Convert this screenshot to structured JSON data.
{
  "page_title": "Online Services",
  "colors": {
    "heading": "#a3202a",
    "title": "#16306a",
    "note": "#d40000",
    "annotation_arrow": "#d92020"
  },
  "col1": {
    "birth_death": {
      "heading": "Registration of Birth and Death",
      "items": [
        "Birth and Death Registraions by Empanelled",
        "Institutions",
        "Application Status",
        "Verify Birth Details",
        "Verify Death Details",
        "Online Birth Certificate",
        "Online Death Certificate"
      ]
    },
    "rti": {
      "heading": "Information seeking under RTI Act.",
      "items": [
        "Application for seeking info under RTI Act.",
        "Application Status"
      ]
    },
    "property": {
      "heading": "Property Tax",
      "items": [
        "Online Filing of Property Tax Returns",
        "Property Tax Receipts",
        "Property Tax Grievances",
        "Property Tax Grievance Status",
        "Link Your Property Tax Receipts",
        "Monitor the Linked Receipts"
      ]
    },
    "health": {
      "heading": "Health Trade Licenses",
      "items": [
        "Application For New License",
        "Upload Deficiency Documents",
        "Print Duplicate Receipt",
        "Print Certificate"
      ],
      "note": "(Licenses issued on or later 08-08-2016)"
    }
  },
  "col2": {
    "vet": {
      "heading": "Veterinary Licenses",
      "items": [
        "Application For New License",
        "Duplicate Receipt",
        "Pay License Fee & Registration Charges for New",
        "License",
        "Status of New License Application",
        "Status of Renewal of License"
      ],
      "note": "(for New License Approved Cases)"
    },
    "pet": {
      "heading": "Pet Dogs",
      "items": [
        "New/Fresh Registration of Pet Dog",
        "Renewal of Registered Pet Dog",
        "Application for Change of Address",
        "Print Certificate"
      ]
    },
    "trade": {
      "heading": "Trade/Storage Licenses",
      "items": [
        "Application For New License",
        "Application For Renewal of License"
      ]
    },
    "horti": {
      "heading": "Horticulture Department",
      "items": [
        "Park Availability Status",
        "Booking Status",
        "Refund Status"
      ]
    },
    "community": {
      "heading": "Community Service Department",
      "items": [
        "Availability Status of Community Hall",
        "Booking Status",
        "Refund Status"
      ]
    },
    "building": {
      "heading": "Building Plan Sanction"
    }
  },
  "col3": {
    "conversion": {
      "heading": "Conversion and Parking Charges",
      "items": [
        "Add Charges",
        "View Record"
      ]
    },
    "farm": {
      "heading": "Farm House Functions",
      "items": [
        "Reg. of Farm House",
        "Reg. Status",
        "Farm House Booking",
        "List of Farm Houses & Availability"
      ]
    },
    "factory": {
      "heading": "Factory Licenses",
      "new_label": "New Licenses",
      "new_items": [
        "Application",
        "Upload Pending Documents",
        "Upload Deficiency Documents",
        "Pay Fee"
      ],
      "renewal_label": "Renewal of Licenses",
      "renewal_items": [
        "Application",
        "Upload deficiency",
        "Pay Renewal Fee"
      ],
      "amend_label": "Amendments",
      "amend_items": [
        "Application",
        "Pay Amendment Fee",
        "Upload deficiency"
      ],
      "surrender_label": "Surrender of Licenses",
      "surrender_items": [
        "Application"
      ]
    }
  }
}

========================================================================

Extract the data exactly as given.

Exercise result:
Convert this screenshot to structured JSON data.
{
  "page_title": "Online Services",
  "colors": {
    "heading": "#a3202a",
    "title": "#16306a",
    "note": "#d40000",
    "annotation_arrow": "#d92020"
  },
  "col1": {
    "birth_death": {
      "heading": "Registration of Birth and Death",
      "items": [
        "Birth and Death Registraions by Empanelled",
        "Institutions",
        "Application Status",
        "Verify Birth Details",
        "Verify Death Details",
        "Online Birth Certificate",
        "Online Death Certificate"
      ]
    },
    "rti": {
      "heading": "Information seeking under RTI Act.",
      "items": [
        "Application for seeking info under RTI Act.",
        "Application Status"
      ]
    },
    "property": {
      "heading": "Property Tax",
      "items": [
        "Online Filing of Property Tax Returns",
        "Property Tax Receipts",
        "Property Tax Grievances",
        "Property Tax Grievance Status",
        "Link Your Property Tax Receipts",
        "Monitor the Linked Receipts"
      ]
    },
    "health": {
      "heading": "Health Trade Licenses",
      "items": [
        "Application For New License",
        "Upload Deficiency Documents",
        "Print Duplicate Receipt",
        "Print Certificate"
      ],
      "note": "(Licenses issued on or later 08-08-2016)"
    }
  },
  "col2": {
    "vet": {
      "heading": "Veterinary Licenses",
      "items": [
        "Application For New License",
        "Duplicate Receipt",
        "Pay License Fee & Registration Charges for New",
        "License",
        "Status of New License Application",
        "Status of Renewal of License"
      ],
      "note": "(for New License Approved Cases)"
    },
    "pet": {
      "heading": "Pet Dogs",
      "items": [
        "New/Fresh Registration of Pet Dog",
        "Renewal of Registered Pet Dog",
        "Application for Change of Address",
        "Print Certificate"
      ]
    },
    "trade": {
      "heading": "Trade/Storage Licenses",
      "items": [
        "Application For New License",
        "Application For Renewal of License"
      ]
    },
    "horti": {
      "heading": "Horticulture Department",
      "items": [
        "Park Availability Status",
        "Booking Status",
        "Refund Status"
      ]
    },
    "community": {
      "heading": "Community Service Department",
      "items": [
        "Availability Status of Community Hall",
        "Booking Status",
        "Refund Status"
      ]
    },
    "building": {
      "heading": "Building Plan Sanction"
    }
  },
  "col3": {
    "conversion": {
      "heading": "Conversion and Parking Charges",
      "items": [
        "Add Charges",
        "View Record"
      ]
    },
    "farm": {
      "heading": "Farm House Functions",
      "items": [
        "Reg. of Farm House",
        "Reg. Status",
        "Farm House Booking",
        "List of Farm Houses & Availability"
      ]
    },
    "factory": {
      "heading": "Factory Licenses",
      "new_label": "New Licenses",
      "new_items": [
        "Application",
        "Upload Pending Documents",
        "Upload Deficiency Documents",
        "Pay Fee"
      ],
      "renewal_label": "Renewal of Licenses",
      "renewal_items": [
        "Application",
        "Upload deficiency",
        "Pay Renewal Fee"
      ],
      "amend_label": "Amendments",
      "amend_items": [
        "Application",
        "Pay Amendment Fee",
        "Upload deficiency"
      ],
      "surrender_label": "Surrender of Licenses",
      "surrender_items": [
        "Application"
      ]
    }
  }
}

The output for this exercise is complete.